[Aim of the task] Going through the material below, please gather all lines with the word "value" in them.
# Information given start
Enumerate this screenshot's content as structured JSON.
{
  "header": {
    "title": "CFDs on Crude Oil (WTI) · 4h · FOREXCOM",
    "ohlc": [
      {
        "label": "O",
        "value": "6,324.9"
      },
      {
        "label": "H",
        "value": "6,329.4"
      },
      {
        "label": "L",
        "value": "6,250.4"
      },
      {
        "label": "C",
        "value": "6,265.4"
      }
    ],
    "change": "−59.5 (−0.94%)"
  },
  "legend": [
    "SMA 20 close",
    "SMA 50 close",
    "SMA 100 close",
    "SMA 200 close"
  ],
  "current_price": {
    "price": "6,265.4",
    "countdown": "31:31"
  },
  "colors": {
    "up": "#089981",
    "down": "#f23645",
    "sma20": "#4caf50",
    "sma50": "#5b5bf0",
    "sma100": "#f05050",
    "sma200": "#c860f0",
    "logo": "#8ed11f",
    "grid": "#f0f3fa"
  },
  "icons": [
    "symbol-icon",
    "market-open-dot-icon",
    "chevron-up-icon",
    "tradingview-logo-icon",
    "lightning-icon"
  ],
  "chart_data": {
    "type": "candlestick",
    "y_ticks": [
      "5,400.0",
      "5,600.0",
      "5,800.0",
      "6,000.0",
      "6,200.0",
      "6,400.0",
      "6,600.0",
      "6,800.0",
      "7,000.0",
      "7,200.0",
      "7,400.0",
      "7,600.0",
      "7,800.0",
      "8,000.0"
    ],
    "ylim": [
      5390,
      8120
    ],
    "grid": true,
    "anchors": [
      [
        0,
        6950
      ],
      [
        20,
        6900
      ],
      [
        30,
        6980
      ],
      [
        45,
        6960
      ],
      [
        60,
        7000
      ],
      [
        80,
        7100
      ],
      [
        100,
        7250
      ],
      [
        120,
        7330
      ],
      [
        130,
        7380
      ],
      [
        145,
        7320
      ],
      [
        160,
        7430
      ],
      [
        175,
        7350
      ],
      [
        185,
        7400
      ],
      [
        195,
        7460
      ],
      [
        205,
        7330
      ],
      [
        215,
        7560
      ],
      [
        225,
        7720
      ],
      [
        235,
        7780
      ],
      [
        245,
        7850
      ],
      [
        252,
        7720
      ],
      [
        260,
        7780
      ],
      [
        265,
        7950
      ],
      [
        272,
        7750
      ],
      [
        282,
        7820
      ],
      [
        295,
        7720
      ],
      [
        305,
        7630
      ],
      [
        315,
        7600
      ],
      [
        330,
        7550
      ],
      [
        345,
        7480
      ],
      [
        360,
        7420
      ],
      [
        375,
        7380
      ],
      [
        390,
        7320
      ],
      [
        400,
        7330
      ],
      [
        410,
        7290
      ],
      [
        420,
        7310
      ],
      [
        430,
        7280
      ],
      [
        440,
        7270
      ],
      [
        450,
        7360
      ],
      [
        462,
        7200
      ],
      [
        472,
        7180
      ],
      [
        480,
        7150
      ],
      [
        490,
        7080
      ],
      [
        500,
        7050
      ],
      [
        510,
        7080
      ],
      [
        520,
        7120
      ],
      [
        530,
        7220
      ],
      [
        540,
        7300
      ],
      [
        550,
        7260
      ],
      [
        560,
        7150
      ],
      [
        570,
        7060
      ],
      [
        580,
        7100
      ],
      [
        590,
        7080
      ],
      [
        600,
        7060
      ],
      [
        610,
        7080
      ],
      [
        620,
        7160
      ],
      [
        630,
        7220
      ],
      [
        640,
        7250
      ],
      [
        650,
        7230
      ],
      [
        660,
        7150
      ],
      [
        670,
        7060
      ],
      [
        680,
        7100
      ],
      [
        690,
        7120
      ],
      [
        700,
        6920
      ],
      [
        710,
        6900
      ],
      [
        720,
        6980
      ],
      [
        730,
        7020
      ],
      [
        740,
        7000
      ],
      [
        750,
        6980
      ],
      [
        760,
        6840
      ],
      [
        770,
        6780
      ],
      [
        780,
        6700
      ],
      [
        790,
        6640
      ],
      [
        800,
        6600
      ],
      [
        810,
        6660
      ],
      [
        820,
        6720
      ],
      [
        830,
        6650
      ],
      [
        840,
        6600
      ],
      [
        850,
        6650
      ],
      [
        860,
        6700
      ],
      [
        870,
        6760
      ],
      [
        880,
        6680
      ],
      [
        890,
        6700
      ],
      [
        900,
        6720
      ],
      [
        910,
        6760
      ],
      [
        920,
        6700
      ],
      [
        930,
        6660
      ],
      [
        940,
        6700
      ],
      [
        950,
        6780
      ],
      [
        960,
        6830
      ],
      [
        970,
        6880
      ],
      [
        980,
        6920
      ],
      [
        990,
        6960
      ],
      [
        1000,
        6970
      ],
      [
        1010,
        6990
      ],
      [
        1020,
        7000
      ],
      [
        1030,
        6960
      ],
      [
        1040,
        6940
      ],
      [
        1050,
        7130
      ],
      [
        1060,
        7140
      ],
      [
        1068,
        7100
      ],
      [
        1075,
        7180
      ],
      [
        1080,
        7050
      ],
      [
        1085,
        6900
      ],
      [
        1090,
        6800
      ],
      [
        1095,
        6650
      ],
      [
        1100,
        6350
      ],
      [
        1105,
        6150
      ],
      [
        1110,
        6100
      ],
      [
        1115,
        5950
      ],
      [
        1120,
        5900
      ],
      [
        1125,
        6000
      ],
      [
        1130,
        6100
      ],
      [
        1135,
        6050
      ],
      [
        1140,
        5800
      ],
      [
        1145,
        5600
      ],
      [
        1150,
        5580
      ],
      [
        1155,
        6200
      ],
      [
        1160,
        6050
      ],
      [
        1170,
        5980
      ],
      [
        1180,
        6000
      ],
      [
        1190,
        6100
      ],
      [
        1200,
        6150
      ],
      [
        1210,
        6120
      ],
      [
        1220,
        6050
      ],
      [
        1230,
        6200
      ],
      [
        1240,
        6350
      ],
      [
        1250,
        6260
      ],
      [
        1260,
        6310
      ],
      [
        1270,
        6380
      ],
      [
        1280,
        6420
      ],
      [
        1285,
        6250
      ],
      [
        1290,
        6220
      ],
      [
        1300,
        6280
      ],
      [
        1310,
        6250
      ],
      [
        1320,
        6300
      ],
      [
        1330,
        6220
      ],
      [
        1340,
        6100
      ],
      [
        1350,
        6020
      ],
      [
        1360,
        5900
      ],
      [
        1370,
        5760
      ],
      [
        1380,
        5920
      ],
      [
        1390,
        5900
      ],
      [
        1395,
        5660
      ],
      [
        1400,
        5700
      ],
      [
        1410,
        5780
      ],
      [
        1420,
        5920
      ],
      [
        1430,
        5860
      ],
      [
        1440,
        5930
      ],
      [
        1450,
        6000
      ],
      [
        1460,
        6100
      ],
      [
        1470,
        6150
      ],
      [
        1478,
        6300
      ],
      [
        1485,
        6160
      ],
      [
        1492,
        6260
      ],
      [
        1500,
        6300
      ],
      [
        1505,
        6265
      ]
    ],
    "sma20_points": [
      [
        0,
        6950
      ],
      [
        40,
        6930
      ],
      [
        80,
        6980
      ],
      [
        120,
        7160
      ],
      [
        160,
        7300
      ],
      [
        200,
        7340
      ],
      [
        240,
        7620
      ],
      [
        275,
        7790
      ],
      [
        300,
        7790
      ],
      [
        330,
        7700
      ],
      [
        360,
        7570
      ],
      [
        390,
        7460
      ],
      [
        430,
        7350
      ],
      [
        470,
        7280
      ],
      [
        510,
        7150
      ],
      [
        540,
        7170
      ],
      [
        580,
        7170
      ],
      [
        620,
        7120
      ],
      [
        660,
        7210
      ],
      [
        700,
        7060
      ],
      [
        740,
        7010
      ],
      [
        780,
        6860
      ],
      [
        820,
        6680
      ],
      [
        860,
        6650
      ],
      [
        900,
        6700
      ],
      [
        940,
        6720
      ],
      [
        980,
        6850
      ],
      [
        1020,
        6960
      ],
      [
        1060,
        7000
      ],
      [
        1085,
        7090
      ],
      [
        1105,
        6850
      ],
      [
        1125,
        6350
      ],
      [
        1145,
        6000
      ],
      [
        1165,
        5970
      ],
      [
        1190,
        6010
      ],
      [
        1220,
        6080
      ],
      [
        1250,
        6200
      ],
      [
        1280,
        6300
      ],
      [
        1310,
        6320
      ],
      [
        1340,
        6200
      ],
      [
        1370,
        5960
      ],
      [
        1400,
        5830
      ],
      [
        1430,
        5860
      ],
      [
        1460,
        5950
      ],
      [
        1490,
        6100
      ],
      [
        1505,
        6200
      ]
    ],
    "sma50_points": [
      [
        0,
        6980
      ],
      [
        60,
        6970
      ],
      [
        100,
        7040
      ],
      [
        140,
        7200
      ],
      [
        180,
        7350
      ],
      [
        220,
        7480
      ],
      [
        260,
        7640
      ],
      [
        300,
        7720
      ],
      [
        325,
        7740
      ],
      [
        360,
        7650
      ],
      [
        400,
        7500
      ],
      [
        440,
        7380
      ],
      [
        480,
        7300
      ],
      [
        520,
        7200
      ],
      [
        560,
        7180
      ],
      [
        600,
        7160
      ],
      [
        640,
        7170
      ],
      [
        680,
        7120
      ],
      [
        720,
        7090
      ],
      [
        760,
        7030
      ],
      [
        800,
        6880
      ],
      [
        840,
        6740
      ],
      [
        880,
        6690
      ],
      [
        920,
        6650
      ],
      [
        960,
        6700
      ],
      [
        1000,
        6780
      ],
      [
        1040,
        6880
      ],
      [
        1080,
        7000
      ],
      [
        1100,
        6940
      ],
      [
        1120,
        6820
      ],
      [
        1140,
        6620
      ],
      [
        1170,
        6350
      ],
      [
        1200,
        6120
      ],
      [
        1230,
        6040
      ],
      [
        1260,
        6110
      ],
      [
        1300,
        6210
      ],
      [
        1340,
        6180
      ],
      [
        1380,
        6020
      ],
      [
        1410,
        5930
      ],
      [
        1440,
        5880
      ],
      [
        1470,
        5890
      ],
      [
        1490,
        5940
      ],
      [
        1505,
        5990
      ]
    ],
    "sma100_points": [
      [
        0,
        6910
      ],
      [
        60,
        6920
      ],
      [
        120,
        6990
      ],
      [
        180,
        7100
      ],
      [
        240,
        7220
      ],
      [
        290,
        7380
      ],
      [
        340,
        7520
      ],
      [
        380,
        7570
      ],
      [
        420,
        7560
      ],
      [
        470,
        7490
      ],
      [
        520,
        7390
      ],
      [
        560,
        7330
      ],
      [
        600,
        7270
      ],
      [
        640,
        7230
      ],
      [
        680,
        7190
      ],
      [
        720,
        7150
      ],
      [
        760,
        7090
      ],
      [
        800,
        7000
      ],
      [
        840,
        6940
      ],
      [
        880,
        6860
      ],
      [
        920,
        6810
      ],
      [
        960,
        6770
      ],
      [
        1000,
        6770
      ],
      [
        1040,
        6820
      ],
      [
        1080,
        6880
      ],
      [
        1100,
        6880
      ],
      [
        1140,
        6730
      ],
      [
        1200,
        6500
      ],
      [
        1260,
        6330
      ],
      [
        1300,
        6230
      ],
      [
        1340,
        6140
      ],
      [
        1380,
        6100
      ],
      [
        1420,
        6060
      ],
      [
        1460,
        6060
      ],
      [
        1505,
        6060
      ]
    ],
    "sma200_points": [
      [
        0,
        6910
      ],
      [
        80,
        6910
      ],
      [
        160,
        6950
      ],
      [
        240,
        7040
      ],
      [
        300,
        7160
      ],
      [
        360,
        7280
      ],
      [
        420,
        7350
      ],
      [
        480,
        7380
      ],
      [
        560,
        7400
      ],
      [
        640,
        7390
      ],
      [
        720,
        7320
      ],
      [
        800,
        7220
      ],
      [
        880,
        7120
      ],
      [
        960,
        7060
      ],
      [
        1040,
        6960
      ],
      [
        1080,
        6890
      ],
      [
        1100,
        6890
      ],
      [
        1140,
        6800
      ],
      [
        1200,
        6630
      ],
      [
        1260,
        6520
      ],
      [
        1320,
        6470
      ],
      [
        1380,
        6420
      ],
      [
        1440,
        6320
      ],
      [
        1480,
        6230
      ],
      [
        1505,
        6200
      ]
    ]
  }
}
# Information given end
[Written response]
        "value": "6,324.9"
        "value": "6,329.4"
        "value": "6,250.4"
        "value": "6,265.4"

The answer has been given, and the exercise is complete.